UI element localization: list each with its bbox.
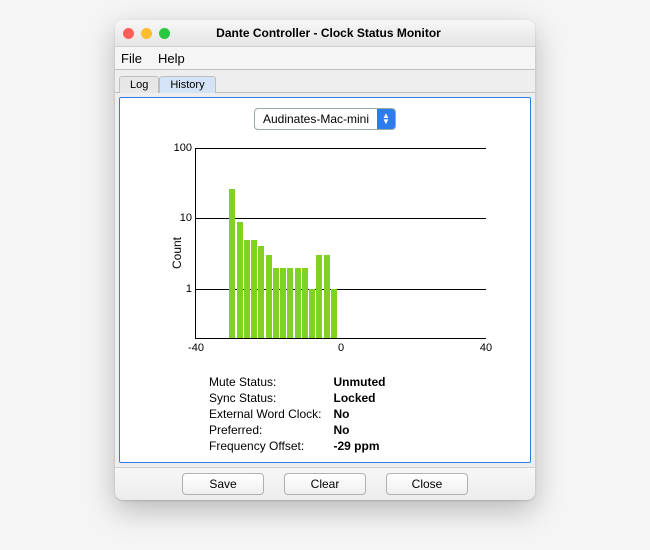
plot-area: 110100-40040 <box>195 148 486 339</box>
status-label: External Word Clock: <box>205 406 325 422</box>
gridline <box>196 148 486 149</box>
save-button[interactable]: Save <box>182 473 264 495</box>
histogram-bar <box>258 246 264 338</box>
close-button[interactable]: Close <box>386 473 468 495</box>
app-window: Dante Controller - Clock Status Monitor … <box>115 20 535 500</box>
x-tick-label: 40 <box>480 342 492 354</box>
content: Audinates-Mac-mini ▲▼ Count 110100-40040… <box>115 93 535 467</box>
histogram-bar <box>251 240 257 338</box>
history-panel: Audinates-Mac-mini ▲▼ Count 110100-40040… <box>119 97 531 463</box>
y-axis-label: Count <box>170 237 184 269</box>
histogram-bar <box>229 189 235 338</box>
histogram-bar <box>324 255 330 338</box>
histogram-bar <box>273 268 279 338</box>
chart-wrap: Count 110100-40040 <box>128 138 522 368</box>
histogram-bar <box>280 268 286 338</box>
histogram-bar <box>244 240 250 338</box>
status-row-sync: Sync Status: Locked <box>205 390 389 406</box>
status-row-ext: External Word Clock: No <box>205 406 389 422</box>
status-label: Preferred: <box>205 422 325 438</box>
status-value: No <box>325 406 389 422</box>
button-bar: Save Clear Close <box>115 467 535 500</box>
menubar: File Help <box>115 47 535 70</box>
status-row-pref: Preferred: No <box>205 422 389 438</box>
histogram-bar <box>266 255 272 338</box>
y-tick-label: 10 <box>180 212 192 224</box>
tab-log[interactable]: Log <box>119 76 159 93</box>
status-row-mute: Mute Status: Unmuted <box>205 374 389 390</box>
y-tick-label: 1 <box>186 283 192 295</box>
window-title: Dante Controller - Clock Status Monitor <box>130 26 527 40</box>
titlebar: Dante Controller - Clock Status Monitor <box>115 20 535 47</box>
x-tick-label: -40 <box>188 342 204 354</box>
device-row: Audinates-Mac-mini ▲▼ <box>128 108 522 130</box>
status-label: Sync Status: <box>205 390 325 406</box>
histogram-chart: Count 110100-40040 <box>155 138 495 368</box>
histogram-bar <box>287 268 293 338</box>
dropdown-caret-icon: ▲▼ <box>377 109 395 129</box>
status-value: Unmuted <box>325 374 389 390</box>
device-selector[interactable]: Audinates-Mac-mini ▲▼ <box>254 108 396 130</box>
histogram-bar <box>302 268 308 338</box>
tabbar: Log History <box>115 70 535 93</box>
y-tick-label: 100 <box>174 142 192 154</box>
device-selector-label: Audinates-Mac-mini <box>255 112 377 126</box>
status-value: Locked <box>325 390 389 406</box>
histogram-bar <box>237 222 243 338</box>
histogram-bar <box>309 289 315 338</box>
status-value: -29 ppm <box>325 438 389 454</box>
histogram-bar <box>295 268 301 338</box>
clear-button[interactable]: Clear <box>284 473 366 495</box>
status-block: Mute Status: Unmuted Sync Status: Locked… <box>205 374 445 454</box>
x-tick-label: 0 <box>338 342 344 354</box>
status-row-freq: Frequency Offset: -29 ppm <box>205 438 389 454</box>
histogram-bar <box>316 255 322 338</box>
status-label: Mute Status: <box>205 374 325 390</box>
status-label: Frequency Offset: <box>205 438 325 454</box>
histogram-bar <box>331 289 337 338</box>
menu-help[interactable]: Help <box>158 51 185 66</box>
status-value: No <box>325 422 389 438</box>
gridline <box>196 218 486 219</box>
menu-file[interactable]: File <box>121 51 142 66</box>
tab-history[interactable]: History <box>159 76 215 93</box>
====================
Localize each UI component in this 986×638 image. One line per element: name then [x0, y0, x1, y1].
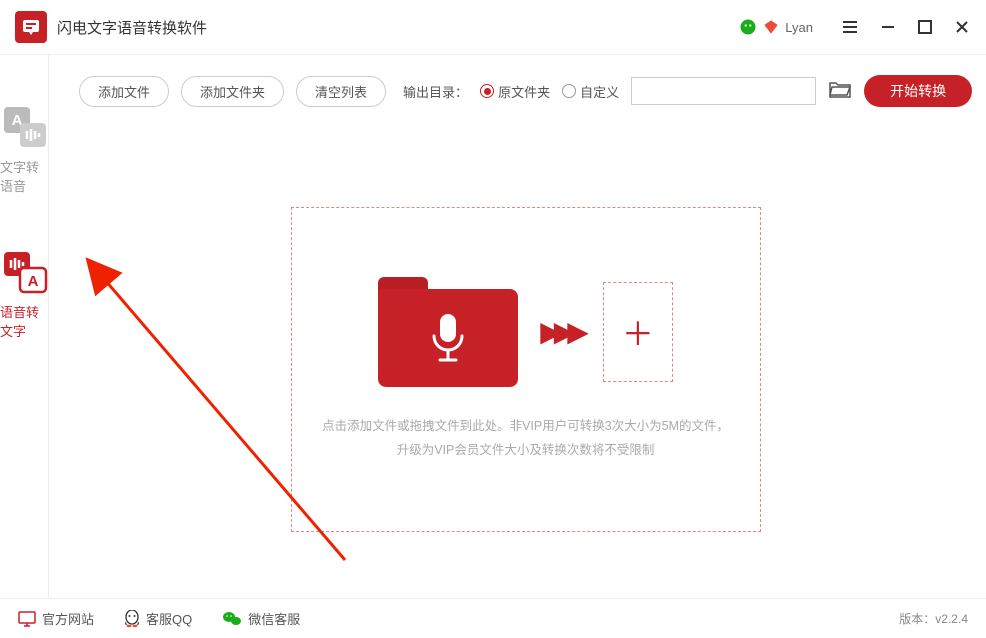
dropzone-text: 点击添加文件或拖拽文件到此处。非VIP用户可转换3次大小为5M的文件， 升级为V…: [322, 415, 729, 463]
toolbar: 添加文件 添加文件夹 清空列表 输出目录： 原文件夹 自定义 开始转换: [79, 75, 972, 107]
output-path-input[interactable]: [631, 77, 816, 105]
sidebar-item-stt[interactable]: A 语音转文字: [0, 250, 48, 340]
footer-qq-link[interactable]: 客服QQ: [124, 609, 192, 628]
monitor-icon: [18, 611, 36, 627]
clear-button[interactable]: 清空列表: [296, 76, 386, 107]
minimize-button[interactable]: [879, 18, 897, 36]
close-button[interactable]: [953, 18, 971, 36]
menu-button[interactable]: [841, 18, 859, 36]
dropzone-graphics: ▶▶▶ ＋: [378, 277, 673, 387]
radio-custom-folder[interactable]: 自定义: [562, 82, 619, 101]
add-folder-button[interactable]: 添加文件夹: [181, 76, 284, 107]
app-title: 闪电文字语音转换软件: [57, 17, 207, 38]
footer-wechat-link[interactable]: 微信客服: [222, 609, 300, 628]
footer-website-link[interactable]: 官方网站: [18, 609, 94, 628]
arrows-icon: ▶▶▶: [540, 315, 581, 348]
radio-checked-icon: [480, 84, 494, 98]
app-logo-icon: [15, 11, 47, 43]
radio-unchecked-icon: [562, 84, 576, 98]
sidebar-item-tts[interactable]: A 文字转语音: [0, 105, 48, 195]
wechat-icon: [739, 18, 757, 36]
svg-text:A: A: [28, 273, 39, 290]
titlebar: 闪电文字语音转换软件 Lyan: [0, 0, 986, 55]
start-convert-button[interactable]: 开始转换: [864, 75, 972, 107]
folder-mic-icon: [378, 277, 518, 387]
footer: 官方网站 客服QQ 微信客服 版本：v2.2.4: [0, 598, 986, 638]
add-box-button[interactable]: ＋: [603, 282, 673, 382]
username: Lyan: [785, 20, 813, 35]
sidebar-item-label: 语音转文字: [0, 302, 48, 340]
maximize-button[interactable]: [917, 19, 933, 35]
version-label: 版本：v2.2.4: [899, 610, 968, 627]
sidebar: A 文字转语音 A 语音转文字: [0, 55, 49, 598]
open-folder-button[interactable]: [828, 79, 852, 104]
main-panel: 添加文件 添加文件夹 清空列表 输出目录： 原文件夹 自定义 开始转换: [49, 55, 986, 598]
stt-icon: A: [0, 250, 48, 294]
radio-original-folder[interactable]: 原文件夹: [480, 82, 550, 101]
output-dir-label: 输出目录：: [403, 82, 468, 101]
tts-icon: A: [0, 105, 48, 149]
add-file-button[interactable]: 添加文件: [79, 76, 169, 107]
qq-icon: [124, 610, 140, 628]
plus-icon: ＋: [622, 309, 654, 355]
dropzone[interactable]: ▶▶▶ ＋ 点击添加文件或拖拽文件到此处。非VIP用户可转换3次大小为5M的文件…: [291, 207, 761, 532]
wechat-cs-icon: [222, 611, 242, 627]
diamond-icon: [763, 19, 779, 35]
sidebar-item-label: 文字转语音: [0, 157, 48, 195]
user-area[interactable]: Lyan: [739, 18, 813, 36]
====================
## Amaç
Yukarıdaki materyalde "文字转语音" dizesini içeren her satırı lütfen döndürün.

## Alıştırmanın Sonucu
sidebar-item-tts[interactable]: A 文字转语音: [0, 105, 48, 195]
sidebar: A 文字转语音 A 语音转文字: [0, 55, 49, 598]
sidebar-item-label: 文字转语音: [0, 157, 48, 195]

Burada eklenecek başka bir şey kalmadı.